> Challenge
Count the lines below that contain the word "document", and give only that number.

Saved entries:
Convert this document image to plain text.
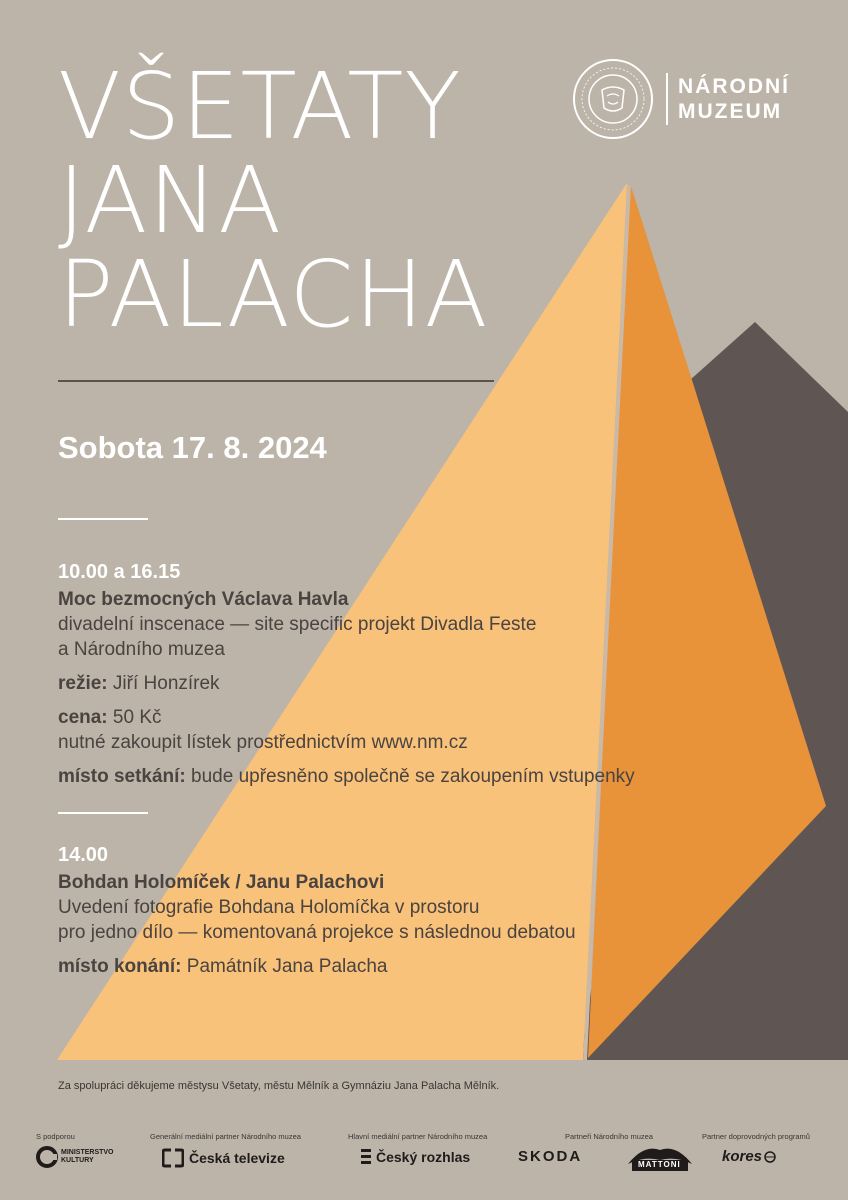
VŠETATY
JANA
PALACHA
NÁRODNÍ
MUZEUM
Sobota 17. 8. 2024
10.00 a 16.15
Moc bezmocných Václava Havla
divadelní inscenace — site specific projekt Divadla Feste
a Národního muzea
režie: Jiří Honzírek
cena: 50 Kč
nutné zakoupit lístek prostřednictvím www.nm.cz
místo setkání: bude upřesněno společně se zakoupením vstupenky
14.00
Bohdan Holomíček / Janu Palachovi
Uvedení fotografie Bohdana Holomíčka v prostoru
pro jedno dílo — komentovaná projekce s následnou debatou
místo konání: Památník Jana Palacha
Za spolupráci děkujeme městysu Všetaty, městu Mělník a Gymnáziu Jana Palacha Mělník.
S podporou	Generální mediální partner Národního muzea	Hlavní mediální partner Národního muzea	Partneři Národního muzea	Partner doprovodných programů
MINISTERSTVO
KULTURY	Česká televize	Český rozhlas	SKODA	MATTONI	kores
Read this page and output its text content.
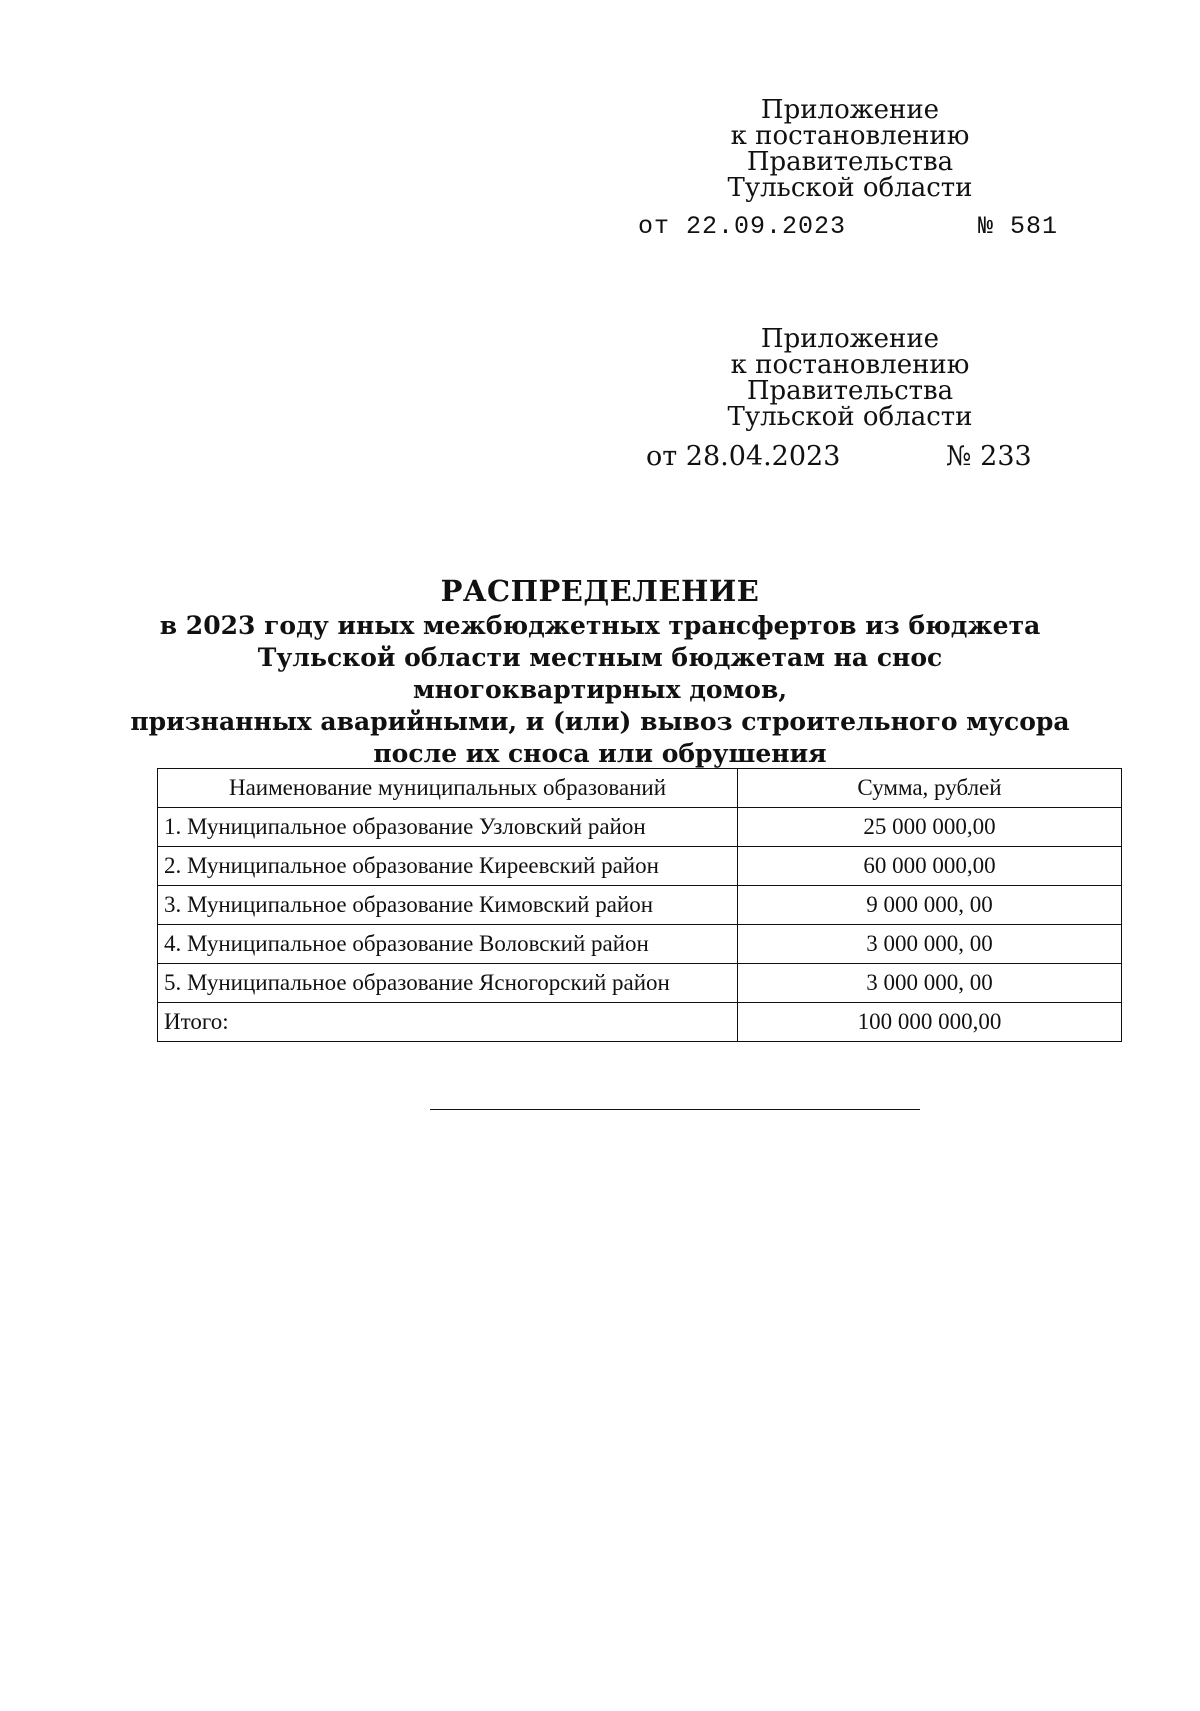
Приложение
к постановлению Правительства
Тульской области
от 22.09.2023	№ 581
Приложение
к постановлению Правительства
Тульской области
от 28.04.2023	№ 233
РАСПРЕДЕЛЕНИЕ
в 2023 году иных межбюджетных трансфертов из бюджета
Тульской области местным бюджетам на снос многоквартирных домов,
признанных аварийными, и (или) вывоз строительного мусора
после их сноса или обрушения
Наименование муниципальных образований	Сумма, рублей
1. Муниципальное образование Узловский район	25 000 000,00
2. Муниципальное образование Киреевский район	60 000 000,00
3. Муниципальное образование Кимовский район	9 000 000, 00
4. Муниципальное образование Воловский район	3 000 000, 00
5. Муниципальное образование Ясногорский район	3 000 000, 00
Итого:	100 000 000,00
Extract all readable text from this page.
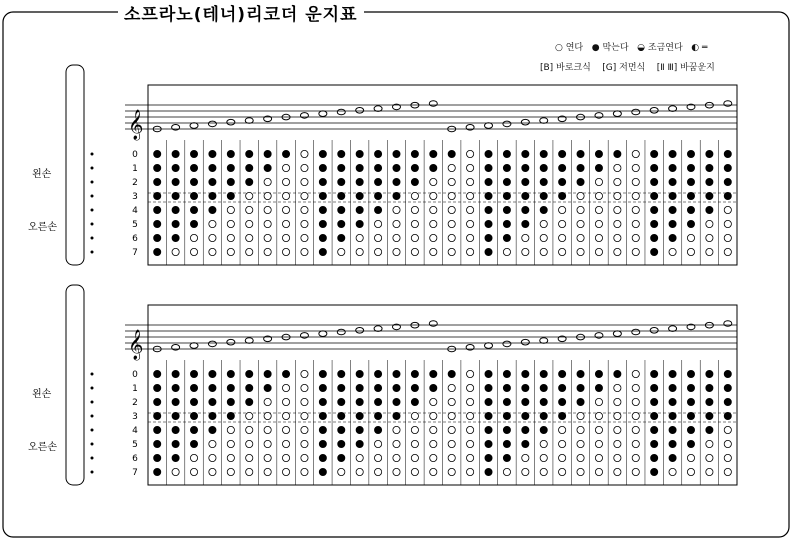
소프라노(테너)리코더 운지표
○ 연다 ● 막는다 ◒ 조금연다 ◐ ═
[B] 바로크식 [G] 저먼식 [Ⅱ Ⅲ] 바꿈운지
왼손
오른손
왼손
오른손
𝄞
0
1
2
3
4
5
6
7
𝄞
0
1
2
3
4
5
6
7
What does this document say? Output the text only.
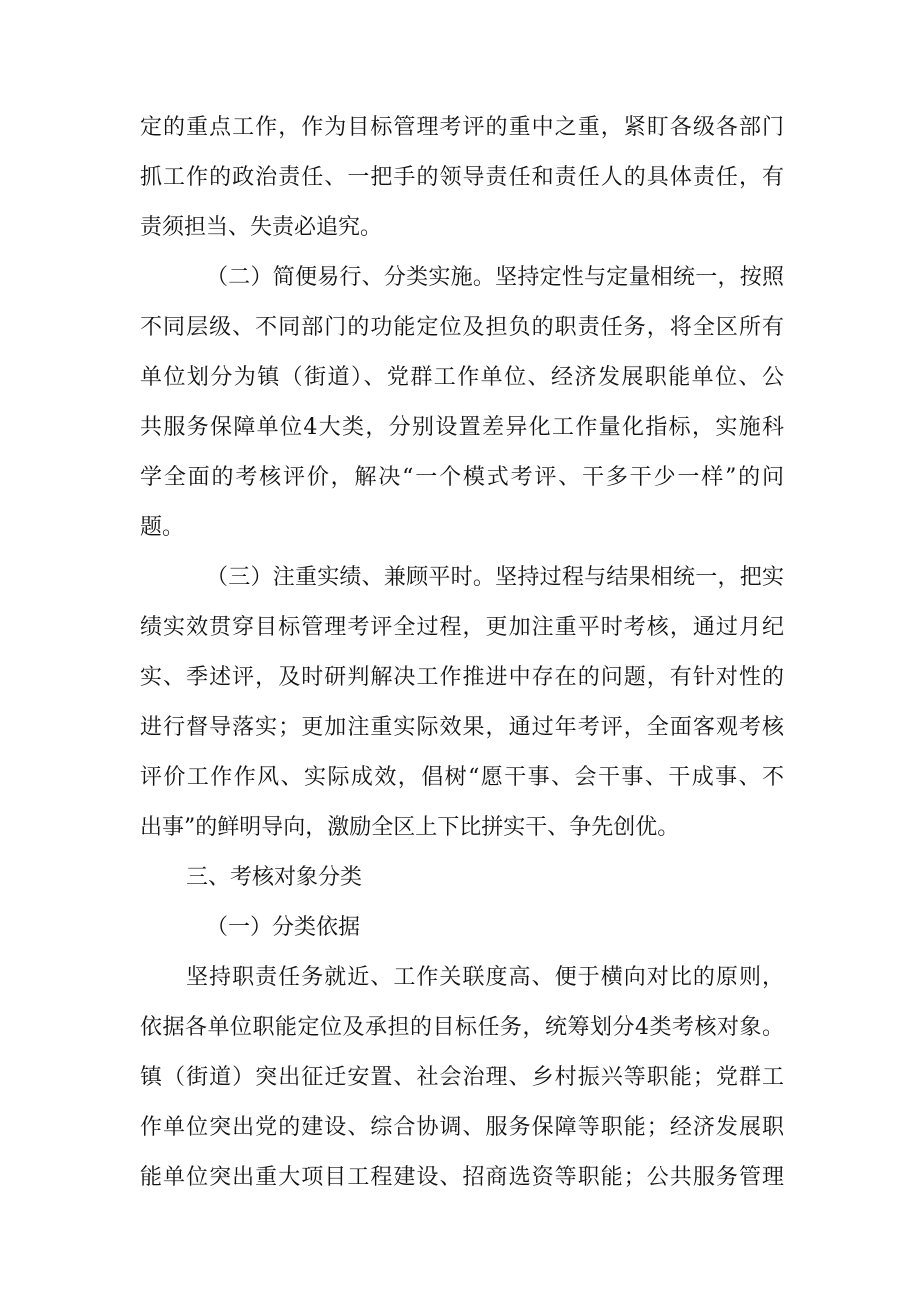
定的重点工作，作为目标管理考评的重中之重，紧盯各级各部门
抓工作的政治责任、一把手的领导责任和责任人的具体责任，有
责须担当、失责必追究。
（二）简便易行、分类实施。坚持定性与定量相统一，按照
不同层级、不同部门的功能定位及担负的职责任务，将全区所有
单位划分为镇（街道）、党群工作单位、经济发展职能单位、公
共服务保障单位4大类，分别设置差异化工作量化指标，实施科
学全面的考核评价，解决“一个模式考评、干多干少一样”的问
题。
（三）注重实绩、兼顾平时。坚持过程与结果相统一，把实
绩实效贯穿目标管理考评全过程，更加注重平时考核，通过月纪
实、季述评，及时研判解决工作推进中存在的问题，有针对性的
进行督导落实；更加注重实际效果，通过年考评，全面客观考核
评价工作作风、实际成效，倡树“愿干事、会干事、干成事、不
出事”的鲜明导向，激励全区上下比拼实干、争先创优。
三、考核对象分类
（一）分类依据
坚持职责任务就近、工作关联度高、便于横向对比的原则，
依据各单位职能定位及承担的目标任务，统筹划分4类考核对象。
镇（街道）突出征迁安置、社会治理、乡村振兴等职能；党群工
作单位突出党的建设、综合协调、服务保障等职能；经济发展职
能单位突出重大项目工程建设、招商选资等职能；公共服务管理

> Solution to this problem
2